We will also plot the difference in the mean of the damage dealt per game and the fitted line. From this, we are able to calculate the model sum of squares.

plot(DamageDealt ~ Eliminations, 
     bg = "Blue", 
     pch = 21, 
     cex = 1.2,
     ylim = c(0, 1.1 * max(DamageDealt)),
     xlim = c(0, 1.1 * max(Eliminations)),
     main = "Mean of Damage Dealt vs. Eliminations",
     data = fn)

abline(fn.lm)
abline(h = mean(fn$DamageDealt))
with(fn, segments(Eliminations, mean(DamageDealt), Eliminations, yhat, col = "Red"))

5.3 Plot of Means with Total Deviation Line Segments

We will also plot the difference in the mean of the damage dealt per game and the individual data points. From this, we can calculate the total sum of squares (TSS).

plot(DamageDealt ~ Eliminations, 
     bg = "Blue", 
     pch = 21, 
     cex = 1.2,
     ylim = c(0, 1.1 * max(DamageDealt)),
     xlim = c(0, 1.1 * max(Eliminations)),
     main = "Total Deviation Line Segments of Damage Dealt vs. Eliminations",
     data = fn)

abline(h = mean(fn$DamageDealt))
with(fn, segments(Eliminations, DamageDealt, Eliminations, mean(DamageDealt), col = "Green"))

5.4 Calculating RSS, MSS, TSS, and R-Squared

\[RSS = \sum_{i = 0}^n(y_i - \hat{y})^2\] \[MSS = \sum_{i = 0}^n(\hat{y} - \bar{y})^2\] \[TSS = \sum_{i = 0}^n(y_i - \bar{y})^2\]

RSS = with(fn, sum((DamageDealt - yhat)^2))
RSS
## [1] 1763451
MSS = with(fn, sum((yhat - mean(DamageDealt))^2))
MSS
## [1] 15632615
TSS = with(fn, sum((DamageDealt - mean(DamageDealt))^2))
TSS
## [1] 17396066

\(R^2\) is equal to \(\frac{MSS}{TSS}\), and the closer \(R^2\) is to 1, the better the fit of the trend line.

MSS/TSS
## [1] 0.8986293

Since \(R^2 = 0.8986293\), we can see that the trend line is well-fitted for the data set.

5.5 Lowess Smoother Scatter Plot of Damage Dealt vs. Eliminations

trendscatter(DamageDealt ~ Eliminations, f = 0.5, data = fn, main = "Damage Dealt vs. Eliminations")

This plot shows red dotted lines depicting the error where the trend line can be found. Even with error taken into account, we still note a linear trend.

5.6 Plotting Residuals vs. Eliminations

fn.lm = with(fn, lm(DamageDealt ~ Eliminations))
residuals = residuals(fn.lm)

plot(x = fn$Eliminations,
     y = residuals,
     xlab = "Eliminations",
     ylab = "Residuals",
     ylim = c(-1.5 * max(residuals), 1.5 * max(residuals)),
     main = "Residuals vs. Eliminations")
+ + + +
--- What is required ---
Rewrite the stretch of the damage-versus-eliminations walkthrough from "Since \(R^2 = 0.8986293\), we" through "lm(DamageDealt ~ Eliminations))", changing every "trend line" to "fitted line".

--- Recorded information ---
+ + + +
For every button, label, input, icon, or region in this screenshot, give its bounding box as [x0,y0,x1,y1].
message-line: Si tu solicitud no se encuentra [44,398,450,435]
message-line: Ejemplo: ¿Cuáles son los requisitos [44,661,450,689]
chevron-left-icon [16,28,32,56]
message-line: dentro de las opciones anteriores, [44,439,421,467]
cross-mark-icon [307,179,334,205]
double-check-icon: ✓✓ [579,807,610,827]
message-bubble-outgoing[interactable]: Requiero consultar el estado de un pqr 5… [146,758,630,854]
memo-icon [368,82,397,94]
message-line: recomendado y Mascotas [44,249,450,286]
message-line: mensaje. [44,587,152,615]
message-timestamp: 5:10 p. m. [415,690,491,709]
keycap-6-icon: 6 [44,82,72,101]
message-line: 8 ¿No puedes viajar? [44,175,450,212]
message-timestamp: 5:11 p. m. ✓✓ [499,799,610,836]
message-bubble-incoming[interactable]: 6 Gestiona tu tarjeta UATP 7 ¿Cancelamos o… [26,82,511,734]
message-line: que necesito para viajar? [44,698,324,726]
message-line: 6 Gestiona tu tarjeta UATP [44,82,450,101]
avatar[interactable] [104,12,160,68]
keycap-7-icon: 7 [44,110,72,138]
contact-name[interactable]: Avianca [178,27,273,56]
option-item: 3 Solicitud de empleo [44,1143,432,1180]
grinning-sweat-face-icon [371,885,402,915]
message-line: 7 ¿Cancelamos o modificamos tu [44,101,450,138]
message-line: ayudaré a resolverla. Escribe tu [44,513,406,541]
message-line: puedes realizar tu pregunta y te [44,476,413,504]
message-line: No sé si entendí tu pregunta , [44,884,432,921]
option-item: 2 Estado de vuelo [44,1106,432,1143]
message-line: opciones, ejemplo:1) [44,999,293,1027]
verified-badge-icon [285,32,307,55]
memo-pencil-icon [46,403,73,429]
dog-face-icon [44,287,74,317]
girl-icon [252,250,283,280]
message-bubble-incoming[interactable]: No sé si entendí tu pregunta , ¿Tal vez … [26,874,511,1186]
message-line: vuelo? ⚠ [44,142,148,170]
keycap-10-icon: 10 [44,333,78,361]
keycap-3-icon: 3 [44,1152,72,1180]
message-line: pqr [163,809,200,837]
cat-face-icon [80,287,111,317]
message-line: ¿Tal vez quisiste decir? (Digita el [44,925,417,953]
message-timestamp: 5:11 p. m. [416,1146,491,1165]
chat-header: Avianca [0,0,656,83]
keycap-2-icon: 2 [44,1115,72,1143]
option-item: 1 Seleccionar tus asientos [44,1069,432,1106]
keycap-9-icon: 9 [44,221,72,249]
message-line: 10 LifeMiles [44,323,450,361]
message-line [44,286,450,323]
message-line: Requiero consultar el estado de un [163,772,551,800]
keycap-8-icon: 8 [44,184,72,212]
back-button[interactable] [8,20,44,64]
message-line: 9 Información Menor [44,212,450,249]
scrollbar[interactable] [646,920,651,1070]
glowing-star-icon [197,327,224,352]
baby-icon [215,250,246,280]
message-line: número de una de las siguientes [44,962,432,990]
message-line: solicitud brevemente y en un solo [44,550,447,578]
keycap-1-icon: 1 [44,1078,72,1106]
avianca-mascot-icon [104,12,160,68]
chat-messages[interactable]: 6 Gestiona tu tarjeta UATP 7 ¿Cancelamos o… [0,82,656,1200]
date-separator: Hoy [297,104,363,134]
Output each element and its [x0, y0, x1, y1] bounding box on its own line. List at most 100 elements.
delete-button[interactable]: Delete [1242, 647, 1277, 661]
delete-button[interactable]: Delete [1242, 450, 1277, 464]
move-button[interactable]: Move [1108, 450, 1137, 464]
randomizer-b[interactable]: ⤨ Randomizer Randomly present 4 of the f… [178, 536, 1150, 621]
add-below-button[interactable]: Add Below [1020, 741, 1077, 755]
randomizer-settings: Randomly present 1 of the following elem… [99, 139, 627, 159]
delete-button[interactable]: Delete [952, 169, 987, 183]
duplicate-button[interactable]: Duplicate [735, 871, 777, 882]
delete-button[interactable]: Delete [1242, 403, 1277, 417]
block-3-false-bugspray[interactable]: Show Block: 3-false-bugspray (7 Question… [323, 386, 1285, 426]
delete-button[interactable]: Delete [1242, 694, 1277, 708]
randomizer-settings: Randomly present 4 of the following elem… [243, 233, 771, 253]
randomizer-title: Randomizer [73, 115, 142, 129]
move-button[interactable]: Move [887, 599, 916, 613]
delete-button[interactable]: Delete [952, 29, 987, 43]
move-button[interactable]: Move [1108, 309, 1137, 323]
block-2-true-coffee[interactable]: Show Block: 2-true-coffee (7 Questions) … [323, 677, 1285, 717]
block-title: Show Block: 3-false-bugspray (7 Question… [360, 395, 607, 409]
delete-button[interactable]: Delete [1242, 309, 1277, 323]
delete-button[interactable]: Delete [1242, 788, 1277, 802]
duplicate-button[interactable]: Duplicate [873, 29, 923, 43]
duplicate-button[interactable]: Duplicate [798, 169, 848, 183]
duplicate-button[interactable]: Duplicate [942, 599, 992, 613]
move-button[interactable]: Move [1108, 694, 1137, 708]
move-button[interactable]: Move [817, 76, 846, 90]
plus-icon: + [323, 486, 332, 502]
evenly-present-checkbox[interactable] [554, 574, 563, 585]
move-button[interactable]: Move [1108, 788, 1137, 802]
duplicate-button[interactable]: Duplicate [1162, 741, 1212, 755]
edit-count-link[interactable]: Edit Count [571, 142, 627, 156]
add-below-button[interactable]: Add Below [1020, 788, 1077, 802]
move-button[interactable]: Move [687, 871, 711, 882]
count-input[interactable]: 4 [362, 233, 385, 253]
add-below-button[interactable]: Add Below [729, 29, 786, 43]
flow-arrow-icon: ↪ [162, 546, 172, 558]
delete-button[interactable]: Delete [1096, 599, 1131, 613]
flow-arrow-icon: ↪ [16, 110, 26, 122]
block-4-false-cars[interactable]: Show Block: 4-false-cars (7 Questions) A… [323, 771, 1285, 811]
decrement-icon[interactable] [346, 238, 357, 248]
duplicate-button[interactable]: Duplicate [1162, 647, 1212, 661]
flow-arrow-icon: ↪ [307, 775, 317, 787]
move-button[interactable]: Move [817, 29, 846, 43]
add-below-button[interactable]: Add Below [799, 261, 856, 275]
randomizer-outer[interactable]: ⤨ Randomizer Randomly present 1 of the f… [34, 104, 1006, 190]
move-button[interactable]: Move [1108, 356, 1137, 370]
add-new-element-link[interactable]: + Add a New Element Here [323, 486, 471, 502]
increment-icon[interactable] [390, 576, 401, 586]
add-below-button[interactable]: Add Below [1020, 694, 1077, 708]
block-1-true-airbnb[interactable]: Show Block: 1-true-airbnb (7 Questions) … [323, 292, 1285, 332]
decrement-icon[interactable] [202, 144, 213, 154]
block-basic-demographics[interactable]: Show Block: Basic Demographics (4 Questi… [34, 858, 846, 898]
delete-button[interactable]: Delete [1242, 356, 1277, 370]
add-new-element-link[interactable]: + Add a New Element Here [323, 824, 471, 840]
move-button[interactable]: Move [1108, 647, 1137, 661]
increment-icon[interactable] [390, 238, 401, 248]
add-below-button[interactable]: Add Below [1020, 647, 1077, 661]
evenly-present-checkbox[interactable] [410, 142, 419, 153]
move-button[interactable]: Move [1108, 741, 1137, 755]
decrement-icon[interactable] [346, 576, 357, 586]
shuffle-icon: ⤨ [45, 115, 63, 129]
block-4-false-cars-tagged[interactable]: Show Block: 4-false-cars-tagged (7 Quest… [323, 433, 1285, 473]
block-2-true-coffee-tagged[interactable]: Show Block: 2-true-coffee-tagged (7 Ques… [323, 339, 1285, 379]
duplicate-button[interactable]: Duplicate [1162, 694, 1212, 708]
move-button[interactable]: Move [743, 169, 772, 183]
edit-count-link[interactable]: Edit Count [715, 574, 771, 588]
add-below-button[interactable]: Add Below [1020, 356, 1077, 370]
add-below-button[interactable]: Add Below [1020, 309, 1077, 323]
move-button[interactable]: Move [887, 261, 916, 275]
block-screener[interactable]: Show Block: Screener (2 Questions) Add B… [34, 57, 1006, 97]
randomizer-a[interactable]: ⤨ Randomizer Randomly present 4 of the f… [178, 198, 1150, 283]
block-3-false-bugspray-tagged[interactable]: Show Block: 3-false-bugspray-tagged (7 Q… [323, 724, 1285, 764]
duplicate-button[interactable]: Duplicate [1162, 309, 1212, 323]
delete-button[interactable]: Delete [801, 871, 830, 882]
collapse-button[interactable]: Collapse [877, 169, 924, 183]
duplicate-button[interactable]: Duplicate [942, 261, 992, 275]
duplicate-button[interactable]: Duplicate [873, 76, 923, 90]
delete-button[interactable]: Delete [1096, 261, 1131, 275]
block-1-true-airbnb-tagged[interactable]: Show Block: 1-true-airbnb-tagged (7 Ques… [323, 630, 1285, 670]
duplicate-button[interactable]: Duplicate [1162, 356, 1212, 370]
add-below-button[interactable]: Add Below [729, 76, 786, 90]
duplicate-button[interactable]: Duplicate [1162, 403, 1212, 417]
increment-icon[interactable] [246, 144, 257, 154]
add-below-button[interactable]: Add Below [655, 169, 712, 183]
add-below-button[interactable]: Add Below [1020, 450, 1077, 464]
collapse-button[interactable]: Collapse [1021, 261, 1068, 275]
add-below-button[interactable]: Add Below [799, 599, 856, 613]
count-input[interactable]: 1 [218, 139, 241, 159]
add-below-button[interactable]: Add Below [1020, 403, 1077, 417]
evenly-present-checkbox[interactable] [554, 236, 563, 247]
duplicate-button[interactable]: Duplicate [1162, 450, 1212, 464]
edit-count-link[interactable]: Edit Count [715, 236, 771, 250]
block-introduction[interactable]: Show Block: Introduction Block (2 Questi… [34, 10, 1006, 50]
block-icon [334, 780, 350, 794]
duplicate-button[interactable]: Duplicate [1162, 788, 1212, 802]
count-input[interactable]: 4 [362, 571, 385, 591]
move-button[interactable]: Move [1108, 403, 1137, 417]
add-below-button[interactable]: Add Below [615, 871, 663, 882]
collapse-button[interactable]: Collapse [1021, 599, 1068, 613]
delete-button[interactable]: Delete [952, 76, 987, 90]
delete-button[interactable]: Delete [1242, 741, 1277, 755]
+ + + +
--- Exercise output ---
Since \(R^2 = 0.8986293\), we can see that the fitted line is well-fitted for the data set.

5.5 Lowess Smoother Scatter Plot of Damage Dealt vs. Eliminations

trendscatter(DamageDealt ~ Eliminations, f = 0.5, data = fn, main = "Damage Dealt vs. Eliminations")

This plot shows red dotted lines depicting the error where the fitted line can be found. Even with error taken into account, we still note a linear trend.

5.6 Plotting Residuals vs. Eliminations

fn.lm = with(fn, lm(DamageDealt ~ Eliminations))